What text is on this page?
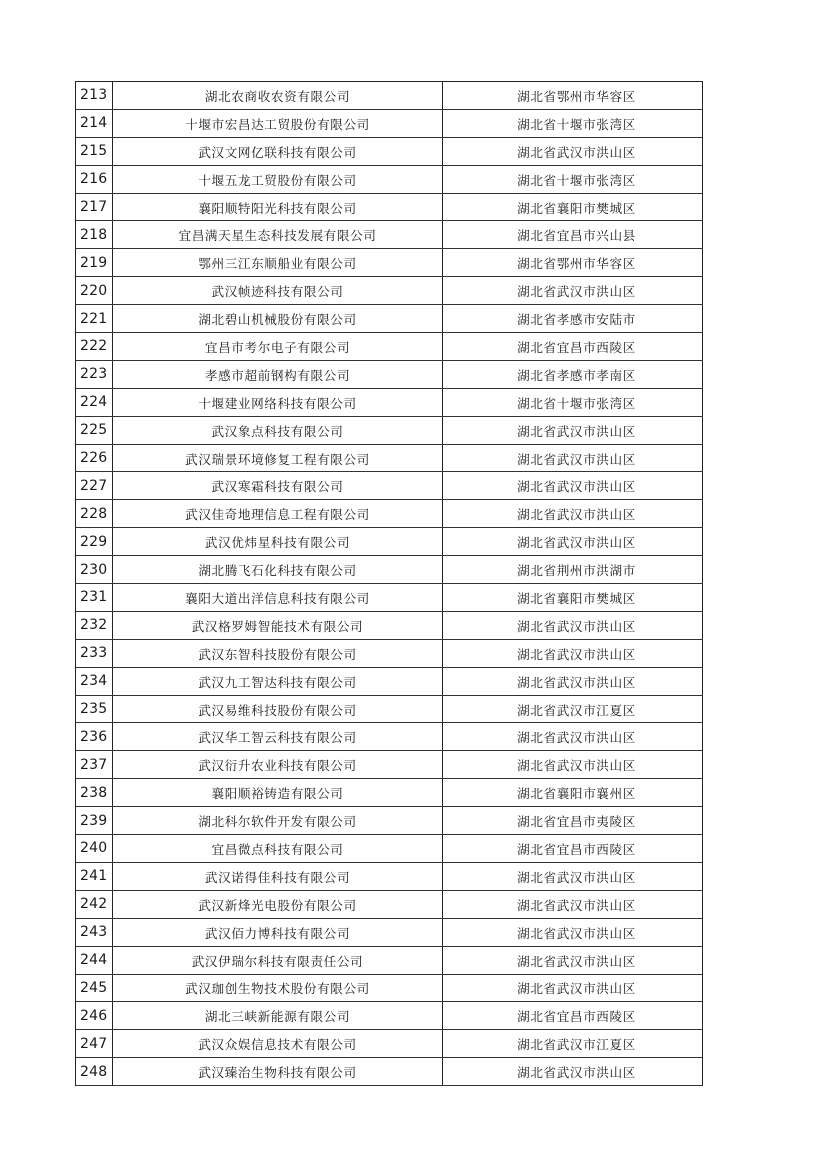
213	湖北农商收农资有限公司	湖北省鄂州市华容区
214	十堰市宏昌达工贸股份有限公司	湖北省十堰市张湾区
215	武汉文网亿联科技有限公司	湖北省武汉市洪山区
216	十堰五龙工贸股份有限公司	湖北省十堰市张湾区
217	襄阳顺特阳光科技有限公司	湖北省襄阳市樊城区
218	宜昌满天星生态科技发展有限公司	湖北省宜昌市兴山县
219	鄂州三江东顺船业有限公司	湖北省鄂州市华容区
220	武汉帧迹科技有限公司	湖北省武汉市洪山区
221	湖北碧山机械股份有限公司	湖北省孝感市安陆市
222	宜昌市考尔电子有限公司	湖北省宜昌市西陵区
223	孝感市超前钢构有限公司	湖北省孝感市孝南区
224	十堰建业网络科技有限公司	湖北省十堰市张湾区
225	武汉象点科技有限公司	湖北省武汉市洪山区
226	武汉瑞景环境修复工程有限公司	湖北省武汉市洪山区
227	武汉寒霜科技有限公司	湖北省武汉市洪山区
228	武汉佳奇地理信息工程有限公司	湖北省武汉市洪山区
229	武汉优炜星科技有限公司	湖北省武汉市洪山区
230	湖北腾飞石化科技有限公司	湖北省荆州市洪湖市
231	襄阳大道出洋信息科技有限公司	湖北省襄阳市樊城区
232	武汉格罗姆智能技术有限公司	湖北省武汉市洪山区
233	武汉东智科技股份有限公司	湖北省武汉市洪山区
234	武汉九工智达科技有限公司	湖北省武汉市洪山区
235	武汉易维科技股份有限公司	湖北省武汉市江夏区
236	武汉华工智云科技有限公司	湖北省武汉市洪山区
237	武汉衍升农业科技有限公司	湖北省武汉市洪山区
238	襄阳顺裕铸造有限公司	湖北省襄阳市襄州区
239	湖北科尔软件开发有限公司	湖北省宜昌市夷陵区
240	宜昌微点科技有限公司	湖北省宜昌市西陵区
241	武汉诺得佳科技有限公司	湖北省武汉市洪山区
242	武汉新烽光电股份有限公司	湖北省武汉市洪山区
243	武汉佰力博科技有限公司	湖北省武汉市洪山区
244	武汉伊瑞尔科技有限责任公司	湖北省武汉市洪山区
245	武汉珈创生物技术股份有限公司	湖北省武汉市洪山区
246	湖北三峡新能源有限公司	湖北省宜昌市西陵区
247	武汉众娱信息技术有限公司	湖北省武汉市江夏区
248	武汉臻治生物科技有限公司	湖北省武汉市洪山区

————————

> **WHAT YOU SHOULD DO**
Select every line in the records above that contains the word "湖北省鄂州市华容区".

> **RESULT BELOW**
213	湖北农商收农资有限公司	湖北省鄂州市华容区
219	鄂州三江东顺船业有限公司	湖北省鄂州市华容区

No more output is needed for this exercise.